Passage to read
━━━━

As I mentioned in my last post, I have recently had my AMH test to measure my egg reserve. For some reason I wasn't particularly worried about this. After all I had just had surgery and they didn't see anything that overly serious, and I'm only 30! Maybe I have fallen foul of everyone around me reminding me that I have age on my side. It wasn't like I had left trying for a baby until after my career...
Well, it seems that my body had an Ace up its sleeve! Guess what? I don't have many eggs left, my eggs are ageing faster than me.
I knew the news wasn't great when I called the clinic and they said that I needed to speak to the nurse and she would call me back. Then when she did, she went all round the houses explaining what the test did, how the levels were grouped etc and then she hit me with "...and you have low fertility". I felt the burning in my chest and my eyes. I waited for her to tell me that it was ok, that it was just below 'normal', but she didn't. She explained that I was in the lower half of the low band. So that the frick does that mean?

━━━━

[Saved data entries]

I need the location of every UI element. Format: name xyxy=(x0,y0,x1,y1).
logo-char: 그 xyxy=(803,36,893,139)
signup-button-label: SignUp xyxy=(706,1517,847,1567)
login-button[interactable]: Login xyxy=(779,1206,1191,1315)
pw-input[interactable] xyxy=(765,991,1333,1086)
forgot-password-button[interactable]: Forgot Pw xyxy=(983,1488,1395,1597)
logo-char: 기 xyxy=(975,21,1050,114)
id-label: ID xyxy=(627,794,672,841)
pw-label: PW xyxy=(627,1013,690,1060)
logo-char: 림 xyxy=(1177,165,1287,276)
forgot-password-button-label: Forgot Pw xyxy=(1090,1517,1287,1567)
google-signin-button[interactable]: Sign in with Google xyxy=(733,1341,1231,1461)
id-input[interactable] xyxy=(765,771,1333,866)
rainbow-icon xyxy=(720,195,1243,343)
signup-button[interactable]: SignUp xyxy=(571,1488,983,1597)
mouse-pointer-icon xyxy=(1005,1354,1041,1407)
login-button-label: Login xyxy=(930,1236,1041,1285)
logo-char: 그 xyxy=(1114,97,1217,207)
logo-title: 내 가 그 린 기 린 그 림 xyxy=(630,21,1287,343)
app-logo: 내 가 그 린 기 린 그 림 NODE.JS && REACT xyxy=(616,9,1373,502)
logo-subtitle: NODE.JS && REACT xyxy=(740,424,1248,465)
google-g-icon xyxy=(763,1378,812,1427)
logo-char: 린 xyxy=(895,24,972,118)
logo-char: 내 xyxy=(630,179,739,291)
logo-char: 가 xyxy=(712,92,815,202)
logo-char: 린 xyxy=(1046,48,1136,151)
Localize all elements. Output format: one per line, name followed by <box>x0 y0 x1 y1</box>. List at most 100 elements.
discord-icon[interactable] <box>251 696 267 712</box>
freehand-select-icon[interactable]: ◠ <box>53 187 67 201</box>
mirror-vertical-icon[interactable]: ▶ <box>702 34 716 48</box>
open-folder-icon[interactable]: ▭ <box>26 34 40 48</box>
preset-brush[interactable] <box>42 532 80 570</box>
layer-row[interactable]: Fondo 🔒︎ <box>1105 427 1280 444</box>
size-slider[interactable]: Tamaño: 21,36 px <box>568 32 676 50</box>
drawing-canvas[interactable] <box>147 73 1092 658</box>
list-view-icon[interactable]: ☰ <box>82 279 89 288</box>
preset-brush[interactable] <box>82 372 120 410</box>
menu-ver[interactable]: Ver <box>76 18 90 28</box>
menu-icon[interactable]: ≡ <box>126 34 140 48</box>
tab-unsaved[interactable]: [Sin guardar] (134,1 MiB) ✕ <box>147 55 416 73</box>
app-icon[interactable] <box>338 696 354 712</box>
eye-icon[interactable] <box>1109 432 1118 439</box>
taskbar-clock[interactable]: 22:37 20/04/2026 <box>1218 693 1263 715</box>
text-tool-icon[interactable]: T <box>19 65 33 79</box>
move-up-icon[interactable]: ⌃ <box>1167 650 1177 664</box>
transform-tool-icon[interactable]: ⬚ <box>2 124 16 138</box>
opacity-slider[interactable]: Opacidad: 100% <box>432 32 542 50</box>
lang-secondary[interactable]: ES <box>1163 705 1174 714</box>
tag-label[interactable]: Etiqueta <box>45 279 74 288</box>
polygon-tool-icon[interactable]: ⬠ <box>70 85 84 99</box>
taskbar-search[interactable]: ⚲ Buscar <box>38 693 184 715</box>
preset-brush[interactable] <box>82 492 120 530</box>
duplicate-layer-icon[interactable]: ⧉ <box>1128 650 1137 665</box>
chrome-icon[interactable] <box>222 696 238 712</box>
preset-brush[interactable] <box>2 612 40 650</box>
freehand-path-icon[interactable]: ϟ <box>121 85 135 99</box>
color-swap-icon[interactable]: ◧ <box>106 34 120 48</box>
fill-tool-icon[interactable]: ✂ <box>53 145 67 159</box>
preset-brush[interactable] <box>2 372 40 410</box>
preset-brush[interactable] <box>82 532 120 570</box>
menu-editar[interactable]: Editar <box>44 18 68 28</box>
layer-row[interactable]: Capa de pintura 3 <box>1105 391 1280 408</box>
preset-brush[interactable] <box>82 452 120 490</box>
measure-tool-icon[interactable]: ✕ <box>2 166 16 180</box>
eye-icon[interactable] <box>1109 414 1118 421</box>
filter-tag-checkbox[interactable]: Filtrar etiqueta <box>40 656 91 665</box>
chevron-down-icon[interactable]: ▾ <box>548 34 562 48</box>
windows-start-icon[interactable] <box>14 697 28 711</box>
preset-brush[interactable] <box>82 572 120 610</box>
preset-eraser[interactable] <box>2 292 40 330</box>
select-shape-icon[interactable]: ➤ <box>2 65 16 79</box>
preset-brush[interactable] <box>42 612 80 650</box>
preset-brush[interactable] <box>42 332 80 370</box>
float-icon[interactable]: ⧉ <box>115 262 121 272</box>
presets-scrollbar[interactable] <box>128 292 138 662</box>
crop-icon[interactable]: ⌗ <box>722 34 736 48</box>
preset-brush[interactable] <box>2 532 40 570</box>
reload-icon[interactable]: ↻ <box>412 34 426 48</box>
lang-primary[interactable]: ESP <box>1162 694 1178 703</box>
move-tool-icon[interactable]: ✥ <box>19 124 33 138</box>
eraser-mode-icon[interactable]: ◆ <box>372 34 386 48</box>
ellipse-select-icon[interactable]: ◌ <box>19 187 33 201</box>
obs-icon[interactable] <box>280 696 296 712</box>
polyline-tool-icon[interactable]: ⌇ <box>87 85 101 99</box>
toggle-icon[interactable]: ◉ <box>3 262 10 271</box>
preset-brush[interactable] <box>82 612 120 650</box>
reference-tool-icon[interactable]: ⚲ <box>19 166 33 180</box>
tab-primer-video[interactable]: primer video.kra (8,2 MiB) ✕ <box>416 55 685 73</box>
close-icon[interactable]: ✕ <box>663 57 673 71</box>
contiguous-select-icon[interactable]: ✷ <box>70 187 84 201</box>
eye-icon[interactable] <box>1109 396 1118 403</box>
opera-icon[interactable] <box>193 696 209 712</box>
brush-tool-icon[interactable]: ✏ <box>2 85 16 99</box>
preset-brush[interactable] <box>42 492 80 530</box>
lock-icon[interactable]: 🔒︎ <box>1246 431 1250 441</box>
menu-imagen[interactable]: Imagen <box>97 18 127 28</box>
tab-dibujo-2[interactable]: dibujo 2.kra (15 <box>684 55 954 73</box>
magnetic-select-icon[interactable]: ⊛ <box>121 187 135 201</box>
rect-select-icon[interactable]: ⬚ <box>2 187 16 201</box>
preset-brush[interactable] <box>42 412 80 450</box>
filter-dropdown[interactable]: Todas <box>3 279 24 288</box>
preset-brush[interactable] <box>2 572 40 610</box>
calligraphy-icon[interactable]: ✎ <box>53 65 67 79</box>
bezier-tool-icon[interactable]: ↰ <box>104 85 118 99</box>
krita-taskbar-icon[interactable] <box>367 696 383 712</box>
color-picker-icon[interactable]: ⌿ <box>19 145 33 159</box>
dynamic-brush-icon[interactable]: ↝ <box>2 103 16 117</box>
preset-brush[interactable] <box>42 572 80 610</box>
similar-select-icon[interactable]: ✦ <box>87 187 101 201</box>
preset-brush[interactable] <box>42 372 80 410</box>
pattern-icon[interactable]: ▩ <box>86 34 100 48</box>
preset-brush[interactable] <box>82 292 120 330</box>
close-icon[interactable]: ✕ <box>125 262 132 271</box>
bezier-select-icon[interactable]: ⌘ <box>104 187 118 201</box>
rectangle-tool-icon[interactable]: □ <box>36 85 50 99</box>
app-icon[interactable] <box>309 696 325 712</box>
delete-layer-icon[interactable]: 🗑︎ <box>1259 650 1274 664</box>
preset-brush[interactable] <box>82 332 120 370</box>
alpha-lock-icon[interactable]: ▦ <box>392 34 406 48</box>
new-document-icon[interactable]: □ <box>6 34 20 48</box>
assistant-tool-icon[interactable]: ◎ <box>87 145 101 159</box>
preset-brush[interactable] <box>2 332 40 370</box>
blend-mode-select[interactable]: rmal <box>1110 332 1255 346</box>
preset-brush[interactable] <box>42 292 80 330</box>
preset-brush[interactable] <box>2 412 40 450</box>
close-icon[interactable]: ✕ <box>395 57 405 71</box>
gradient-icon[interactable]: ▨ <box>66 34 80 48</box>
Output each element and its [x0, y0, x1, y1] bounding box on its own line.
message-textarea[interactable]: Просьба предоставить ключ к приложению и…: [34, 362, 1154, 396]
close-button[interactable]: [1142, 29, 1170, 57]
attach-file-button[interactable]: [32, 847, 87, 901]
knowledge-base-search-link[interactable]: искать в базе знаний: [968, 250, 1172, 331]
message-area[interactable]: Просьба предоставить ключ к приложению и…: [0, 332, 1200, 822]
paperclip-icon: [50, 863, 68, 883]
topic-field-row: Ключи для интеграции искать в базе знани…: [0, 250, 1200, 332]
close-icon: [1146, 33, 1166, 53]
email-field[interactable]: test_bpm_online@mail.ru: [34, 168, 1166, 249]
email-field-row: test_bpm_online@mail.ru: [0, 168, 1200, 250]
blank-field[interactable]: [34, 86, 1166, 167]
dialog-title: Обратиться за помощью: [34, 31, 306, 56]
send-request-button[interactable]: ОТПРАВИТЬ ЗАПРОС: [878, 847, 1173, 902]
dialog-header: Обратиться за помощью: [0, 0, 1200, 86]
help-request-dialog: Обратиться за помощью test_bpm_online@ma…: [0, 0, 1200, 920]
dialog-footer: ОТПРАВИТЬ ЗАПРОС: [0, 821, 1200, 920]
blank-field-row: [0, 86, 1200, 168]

━━━━

Instructions
- a) Print the stretch of the blog post about the AMH test from "I knew the news" through "does that mean?".
- b) Render this sentence from the blog post about the AMH test in French: "I felt the burning in my chest and my eyes."
- c) Write the next part of the blog post about the AMH test, picking up after its final sentence.
The listing is separate material, unrelated to the blog post about the AMH test.

Exercise results
- a)
I knew the news wasn't great when I called the clinic and they said that I needed to speak to the nurse and she would call me back. Then when she did, she went all round the houses explaining what the test did, how the levels were grouped etc and then she hit me with "...and you have low fertility". I felt the burning in my chest and my eyes. I waited for her to tell me that it was ok, that it was just below 'normal', but she didn't. She explained that I was in the lower half of the low band. So that the frick does that mean?

- b) J'ai senti la brûlure dans ma poitrine et dans mes yeux.

- c)
IVF is still going ahead, but our bill has gone up as I will need higher doses of stim meds. And it is only now I realise just how much these drugs cost. Would it be cheaper to get a crack habit?
To make matters worse, my tummy is still really sore. The swelling is going down, but it is still really tender. I ventured out in the car earlier to take DJ to nursery and I've been really uncomfortable all day since. I have to get through it because I have to get back to uni on Monday and that is an hours drive each way and sitting through hours of lectures.
I'm staying hopeful... What option do I have? I can feel the hormones kicking in. AF will be here in about a week. So I warn you, there may be tears for a while. BUT, as soon as AF has arrived, I'm becoming super focused on this cycle. SO take that IF!